Page text
Scheme 1 Reagents and conditions: (i) 0.5 equiv. M, 0.5 equiv. [Hg(C₆F₅)₂], THF, ambient temperature, 24 h, −0.5 equiv. Hg(l), −2 equiv. C₆F₅H; 1, M = Ca, n = 1; 2, M = Sr, n = 2; 3, M = Ba, n = 2. (ii) 1.0 equiv. M (M = Ca, Sr or Ba), 1.0 equiv. [Hg(C₆F₅)₂], THF, ambient temperature, 3–5 d, −1.0 equiv. Hg(I), −“MX₂”.

Results and discussion

The heavy alkaline earth metals calcium, strontium and barium react cleanly with two equivalents of DippFormH in tetrahydrofuran in the presence of one equivalent of bis(pentafluorophenyl)mercury to afford [M(DippForm)₂(THF)_n], where M = Ca, n = 1 (1) and M = Sr or Ba, n = 2 (2 and 3 respectively, see Scheme 1). ¹⁹F NMR spectra of the reaction medium after 24 h reveal pentafluorobenzene as the sole fluorine-containing by-product, while FTIR spectra of the filtered vacuum dried reaction medium indicate complete deprotonation of the DippFormH ligand precursor (strong broad C=N stretch at 1666 cm⁻¹) in that they display strong C–N stretches between 1520 and 1530 cm⁻¹. These are consistent with those of alkali metal complexes of DippForm (e.g. [Li(DippForm)(THF)₂], strong C–N stretch at 1538 cm⁻¹).¹⁶ In the absence of the mercurial no reaction takes place, indicating an [M(C₆F₅)₂] or [Hg(DippForm)₂] intermediate is generated prior to the formation of 1–3. The latter can be discounted as DippFormH fails to react with bis(pentafluorophenyl)mercury, instead providing the formamadine upon work-up. The intermediacy of an [M(C₆F₅)₂] species is also supported by the isolation of bis(pentafluorophenyl)europium by Forsyth and Deacon²¹ from the stoichiometric reaction of elemental europium with Hg(C₆F₅)₂.²²

Complexes 1–3 are soluble in benzene permitting their composition (in terms of both formamidinate binding and THF ∶ DippForm ratio) to be assessed by ¹H and ¹³C{¹H} NMR spectroscopy. Assuming the absence of fluxional processes, the spectra for 1–3 suggest symmetrical binding of the amidinate (well defined isopropyl methyne/methyl and NCN backbone resonances) contrary to related potassium species,^10,14 and THF ∶ DippForm ratios of 2 ∶ 1 for 1 and 1 ∶ 1 for 2 and 3. In tandem with the smaller ionic radius of Ca²⁺ relative to those of Sr²⁺ and Ba²⁺ (for six-coordinate species r = 1.00 Å, 1.18 Å and 1.35 Å, respectively),¹⁷ this implies that the alkaline earth metal atoms of 1–3 are chelated or bridged by symmetrical DippForm ligands wherein the calcium of 1 is five-coordinate and possesses one less THF donor than the respective metals of 2 and 3, which are both six-coordinate.

Provided information

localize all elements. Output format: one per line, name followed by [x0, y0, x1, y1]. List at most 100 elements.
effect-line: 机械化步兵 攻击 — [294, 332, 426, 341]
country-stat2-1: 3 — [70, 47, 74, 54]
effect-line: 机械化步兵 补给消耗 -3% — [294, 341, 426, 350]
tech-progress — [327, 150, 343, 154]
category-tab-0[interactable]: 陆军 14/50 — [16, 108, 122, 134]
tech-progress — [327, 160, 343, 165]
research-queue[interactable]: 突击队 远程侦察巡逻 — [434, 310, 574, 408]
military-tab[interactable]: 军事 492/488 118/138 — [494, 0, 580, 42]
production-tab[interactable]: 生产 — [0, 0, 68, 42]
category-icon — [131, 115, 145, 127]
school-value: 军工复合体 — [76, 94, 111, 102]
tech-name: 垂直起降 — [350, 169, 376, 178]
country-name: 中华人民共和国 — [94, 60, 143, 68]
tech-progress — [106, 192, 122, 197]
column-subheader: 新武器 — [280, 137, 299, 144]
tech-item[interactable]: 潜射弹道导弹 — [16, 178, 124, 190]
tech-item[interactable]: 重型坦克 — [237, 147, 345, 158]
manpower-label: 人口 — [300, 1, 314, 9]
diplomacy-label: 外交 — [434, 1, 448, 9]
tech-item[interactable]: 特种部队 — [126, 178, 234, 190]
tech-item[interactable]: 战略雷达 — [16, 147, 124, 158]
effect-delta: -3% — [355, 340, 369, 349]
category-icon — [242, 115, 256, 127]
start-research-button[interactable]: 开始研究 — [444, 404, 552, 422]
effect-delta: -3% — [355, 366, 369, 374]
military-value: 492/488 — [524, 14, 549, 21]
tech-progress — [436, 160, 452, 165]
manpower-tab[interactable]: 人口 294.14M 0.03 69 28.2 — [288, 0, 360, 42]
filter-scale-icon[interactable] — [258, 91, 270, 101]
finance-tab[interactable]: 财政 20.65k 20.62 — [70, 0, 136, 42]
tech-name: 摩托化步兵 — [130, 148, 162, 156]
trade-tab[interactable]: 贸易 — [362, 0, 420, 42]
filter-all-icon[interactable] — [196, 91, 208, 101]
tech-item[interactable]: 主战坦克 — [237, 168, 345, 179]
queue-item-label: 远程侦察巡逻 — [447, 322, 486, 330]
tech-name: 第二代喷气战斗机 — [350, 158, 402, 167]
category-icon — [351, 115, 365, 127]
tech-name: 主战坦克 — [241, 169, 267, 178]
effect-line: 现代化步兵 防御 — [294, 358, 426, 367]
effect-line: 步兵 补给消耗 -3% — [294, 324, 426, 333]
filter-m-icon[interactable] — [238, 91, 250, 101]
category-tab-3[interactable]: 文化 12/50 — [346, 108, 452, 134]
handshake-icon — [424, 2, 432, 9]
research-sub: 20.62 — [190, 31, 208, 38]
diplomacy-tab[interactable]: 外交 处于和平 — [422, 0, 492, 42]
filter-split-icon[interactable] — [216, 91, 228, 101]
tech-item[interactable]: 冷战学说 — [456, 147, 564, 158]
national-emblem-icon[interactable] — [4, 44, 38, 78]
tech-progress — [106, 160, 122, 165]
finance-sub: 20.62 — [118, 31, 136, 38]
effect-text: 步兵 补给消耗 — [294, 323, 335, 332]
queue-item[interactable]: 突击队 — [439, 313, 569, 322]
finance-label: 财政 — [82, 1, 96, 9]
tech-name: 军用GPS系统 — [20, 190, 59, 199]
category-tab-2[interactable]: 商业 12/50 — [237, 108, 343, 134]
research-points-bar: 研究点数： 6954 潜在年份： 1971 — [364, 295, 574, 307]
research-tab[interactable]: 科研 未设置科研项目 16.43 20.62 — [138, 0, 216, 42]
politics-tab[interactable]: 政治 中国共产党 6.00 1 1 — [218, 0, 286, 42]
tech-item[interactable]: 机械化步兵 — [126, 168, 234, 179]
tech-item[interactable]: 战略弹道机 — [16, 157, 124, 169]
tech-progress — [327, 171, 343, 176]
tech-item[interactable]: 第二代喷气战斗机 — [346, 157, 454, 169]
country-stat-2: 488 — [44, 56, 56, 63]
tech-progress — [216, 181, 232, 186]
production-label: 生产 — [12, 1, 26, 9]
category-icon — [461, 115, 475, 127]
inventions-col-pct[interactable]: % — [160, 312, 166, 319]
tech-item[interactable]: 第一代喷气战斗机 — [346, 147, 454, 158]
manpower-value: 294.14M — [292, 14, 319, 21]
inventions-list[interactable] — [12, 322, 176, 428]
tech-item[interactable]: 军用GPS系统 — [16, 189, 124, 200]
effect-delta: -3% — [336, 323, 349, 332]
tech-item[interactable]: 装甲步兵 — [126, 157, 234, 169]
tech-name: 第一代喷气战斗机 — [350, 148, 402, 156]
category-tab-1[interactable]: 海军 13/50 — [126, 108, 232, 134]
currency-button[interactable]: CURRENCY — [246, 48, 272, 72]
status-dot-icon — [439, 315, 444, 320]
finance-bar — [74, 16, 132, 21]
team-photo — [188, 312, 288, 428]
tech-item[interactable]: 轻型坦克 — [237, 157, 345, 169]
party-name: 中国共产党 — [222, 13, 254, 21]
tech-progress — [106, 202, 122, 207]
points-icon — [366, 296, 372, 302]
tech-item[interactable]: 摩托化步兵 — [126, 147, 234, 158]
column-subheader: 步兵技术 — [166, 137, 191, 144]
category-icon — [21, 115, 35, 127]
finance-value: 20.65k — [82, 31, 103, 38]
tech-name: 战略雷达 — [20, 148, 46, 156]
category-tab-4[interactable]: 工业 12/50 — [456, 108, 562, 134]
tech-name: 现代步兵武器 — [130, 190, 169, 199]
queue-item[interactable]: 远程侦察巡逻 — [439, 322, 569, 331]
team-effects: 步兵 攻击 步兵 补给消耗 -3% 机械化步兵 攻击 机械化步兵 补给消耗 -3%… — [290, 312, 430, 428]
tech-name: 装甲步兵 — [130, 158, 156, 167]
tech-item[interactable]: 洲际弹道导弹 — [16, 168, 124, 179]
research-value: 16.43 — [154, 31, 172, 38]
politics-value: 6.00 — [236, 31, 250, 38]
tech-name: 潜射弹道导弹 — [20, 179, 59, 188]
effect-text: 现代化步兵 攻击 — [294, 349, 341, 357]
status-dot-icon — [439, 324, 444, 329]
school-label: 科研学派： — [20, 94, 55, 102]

Work instructions
Condense the paragraph of the text on alkaline earth complexes that begins "The heavy alkaline earth metals" into a bulleted list that keeps its main facts. The material has nothing to do with the text on alkaline earth complexes.

Correct response
- Calcium, strontium and barium react cleanly in THF with two equivalents of DippFormH and one equivalent of bis(pentafluorophenyl)mercury. The products are [M(DippForm)₂(THF)_n]: Ca with n = 1 (1), and Sr and Ba with n = 2 (2 and 3).
- After 24 h, ¹⁹F NMR shows pentafluorobenzene as the only fluorine-containing by-product.
- FTIR shows complete deprotonation of DippFormH, whose strong broad C=N stretch is at 1666 cm⁻¹. The products instead show strong C–N stretches at 1520–1530 cm⁻¹, consistent with alkali metal DippForm complexes such as [Li(DippForm)(THF)₂] (1538 cm⁻¹).
- Without the mercurial, no reaction occurs. This points to an [M(C₆F₅)₂] or [Hg(DippForm)₂] intermediate forming before 1–3.
- [Hg(DippForm)₂] is ruled out because DippFormH does not react with bis(pentafluorophenyl)mercury.
- An [M(C₆F₅)₂] intermediate is supported by Forsyth and Deacon's isolation of bis(pentafluorophenyl)europium from elemental europium and Hg(C₆F₅)₂.